> [Job]
List all the lines in these records that hold "noise".

(Figure data in JSON)
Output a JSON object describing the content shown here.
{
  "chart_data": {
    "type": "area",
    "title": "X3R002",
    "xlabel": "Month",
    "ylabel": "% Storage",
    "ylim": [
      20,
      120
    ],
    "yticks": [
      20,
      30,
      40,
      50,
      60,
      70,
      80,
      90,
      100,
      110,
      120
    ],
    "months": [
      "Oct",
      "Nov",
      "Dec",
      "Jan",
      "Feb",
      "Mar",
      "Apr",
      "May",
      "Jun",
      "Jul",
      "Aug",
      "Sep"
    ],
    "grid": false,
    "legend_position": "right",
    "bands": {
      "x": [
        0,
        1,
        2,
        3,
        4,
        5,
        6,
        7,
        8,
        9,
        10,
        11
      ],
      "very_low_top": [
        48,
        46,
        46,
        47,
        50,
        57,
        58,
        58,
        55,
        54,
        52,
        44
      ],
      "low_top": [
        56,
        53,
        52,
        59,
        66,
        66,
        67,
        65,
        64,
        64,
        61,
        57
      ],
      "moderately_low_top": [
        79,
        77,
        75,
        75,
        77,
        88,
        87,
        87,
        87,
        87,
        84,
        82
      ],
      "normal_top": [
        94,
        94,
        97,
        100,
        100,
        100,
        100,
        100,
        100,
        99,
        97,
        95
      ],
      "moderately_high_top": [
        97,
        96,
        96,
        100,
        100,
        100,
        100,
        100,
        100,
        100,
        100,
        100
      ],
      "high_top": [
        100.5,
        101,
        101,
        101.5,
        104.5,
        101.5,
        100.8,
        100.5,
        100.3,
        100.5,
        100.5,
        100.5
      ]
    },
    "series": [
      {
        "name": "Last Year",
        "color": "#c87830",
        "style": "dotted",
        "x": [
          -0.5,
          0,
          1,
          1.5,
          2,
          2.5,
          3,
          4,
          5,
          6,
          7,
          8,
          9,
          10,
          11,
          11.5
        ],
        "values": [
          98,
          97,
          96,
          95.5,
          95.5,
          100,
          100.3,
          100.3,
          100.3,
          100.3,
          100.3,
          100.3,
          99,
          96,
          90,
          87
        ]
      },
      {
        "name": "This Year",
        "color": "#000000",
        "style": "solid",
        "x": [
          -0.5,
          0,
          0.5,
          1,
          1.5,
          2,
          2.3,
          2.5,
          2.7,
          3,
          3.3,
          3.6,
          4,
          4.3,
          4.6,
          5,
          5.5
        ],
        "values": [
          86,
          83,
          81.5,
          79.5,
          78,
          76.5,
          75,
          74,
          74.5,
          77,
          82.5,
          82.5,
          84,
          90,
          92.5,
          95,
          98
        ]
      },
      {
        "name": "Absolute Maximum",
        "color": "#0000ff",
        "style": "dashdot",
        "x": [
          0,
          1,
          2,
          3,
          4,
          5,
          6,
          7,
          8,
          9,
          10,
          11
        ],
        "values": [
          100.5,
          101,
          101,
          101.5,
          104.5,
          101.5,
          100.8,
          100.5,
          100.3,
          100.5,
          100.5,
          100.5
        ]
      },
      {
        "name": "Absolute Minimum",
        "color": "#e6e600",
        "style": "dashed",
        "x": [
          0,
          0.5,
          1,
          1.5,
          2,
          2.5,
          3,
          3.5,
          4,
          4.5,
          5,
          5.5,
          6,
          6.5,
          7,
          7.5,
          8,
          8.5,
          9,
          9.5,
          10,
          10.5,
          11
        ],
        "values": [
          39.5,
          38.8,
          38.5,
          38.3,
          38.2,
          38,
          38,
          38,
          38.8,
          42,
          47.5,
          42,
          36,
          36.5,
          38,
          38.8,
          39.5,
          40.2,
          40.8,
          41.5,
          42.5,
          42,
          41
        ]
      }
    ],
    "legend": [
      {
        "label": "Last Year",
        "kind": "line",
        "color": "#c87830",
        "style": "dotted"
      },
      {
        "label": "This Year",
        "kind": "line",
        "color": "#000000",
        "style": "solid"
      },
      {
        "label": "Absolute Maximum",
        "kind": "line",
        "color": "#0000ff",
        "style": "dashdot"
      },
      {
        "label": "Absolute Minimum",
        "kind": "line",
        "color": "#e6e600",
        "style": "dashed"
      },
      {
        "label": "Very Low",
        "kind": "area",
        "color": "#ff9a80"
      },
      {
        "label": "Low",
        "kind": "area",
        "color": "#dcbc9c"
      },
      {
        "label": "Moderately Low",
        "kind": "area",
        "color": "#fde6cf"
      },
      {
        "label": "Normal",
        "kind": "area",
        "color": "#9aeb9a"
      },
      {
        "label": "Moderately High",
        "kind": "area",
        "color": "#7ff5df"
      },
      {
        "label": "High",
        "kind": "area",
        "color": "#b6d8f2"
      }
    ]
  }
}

...

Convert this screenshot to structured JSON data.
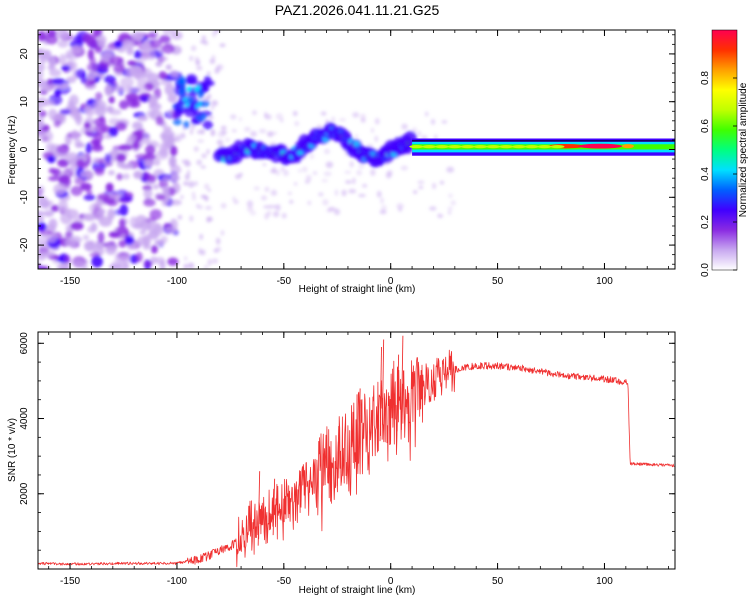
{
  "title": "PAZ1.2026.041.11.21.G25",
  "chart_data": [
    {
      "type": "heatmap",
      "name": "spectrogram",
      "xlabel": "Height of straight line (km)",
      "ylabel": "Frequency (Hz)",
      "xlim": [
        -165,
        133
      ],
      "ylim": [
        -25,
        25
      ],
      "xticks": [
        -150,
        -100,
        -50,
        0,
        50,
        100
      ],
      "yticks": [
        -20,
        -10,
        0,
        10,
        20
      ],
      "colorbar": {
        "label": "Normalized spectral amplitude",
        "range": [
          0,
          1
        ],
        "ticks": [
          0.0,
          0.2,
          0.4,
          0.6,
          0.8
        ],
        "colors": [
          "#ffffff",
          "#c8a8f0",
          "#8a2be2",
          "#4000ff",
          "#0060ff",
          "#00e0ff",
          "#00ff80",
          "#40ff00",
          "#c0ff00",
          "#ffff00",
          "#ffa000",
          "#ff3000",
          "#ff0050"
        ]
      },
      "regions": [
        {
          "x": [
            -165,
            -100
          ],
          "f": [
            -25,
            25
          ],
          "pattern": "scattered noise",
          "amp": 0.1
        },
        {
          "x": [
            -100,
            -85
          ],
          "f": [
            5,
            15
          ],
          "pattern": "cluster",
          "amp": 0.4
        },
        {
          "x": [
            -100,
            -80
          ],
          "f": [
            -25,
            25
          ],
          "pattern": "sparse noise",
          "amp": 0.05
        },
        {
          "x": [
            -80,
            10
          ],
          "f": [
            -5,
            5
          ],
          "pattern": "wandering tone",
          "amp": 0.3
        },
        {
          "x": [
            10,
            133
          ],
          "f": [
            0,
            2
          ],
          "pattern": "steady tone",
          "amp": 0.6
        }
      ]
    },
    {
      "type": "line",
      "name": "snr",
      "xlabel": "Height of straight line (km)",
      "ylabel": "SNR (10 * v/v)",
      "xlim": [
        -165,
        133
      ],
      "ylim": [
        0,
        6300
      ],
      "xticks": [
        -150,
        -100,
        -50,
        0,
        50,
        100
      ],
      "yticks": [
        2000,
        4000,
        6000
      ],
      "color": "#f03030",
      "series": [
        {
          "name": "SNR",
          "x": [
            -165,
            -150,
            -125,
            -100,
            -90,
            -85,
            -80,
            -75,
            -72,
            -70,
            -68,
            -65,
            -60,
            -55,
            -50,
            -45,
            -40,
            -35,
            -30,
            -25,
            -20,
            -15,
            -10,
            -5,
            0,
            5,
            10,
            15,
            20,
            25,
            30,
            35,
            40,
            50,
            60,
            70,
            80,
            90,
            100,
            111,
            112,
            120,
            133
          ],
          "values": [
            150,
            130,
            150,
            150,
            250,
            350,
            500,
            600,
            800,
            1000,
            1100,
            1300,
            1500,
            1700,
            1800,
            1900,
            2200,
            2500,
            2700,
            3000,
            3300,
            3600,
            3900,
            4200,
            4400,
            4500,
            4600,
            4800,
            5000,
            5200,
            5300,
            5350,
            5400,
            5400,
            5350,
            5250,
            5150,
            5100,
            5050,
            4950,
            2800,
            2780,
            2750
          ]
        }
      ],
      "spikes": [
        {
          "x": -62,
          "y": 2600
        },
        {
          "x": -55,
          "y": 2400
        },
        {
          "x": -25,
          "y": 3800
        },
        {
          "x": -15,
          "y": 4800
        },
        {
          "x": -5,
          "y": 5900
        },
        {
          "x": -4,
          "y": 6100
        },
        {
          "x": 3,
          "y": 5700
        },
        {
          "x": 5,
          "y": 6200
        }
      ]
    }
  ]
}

> [Response to this exercise]
          "pattern": "scattered noise",
          "pattern": "sparse noise",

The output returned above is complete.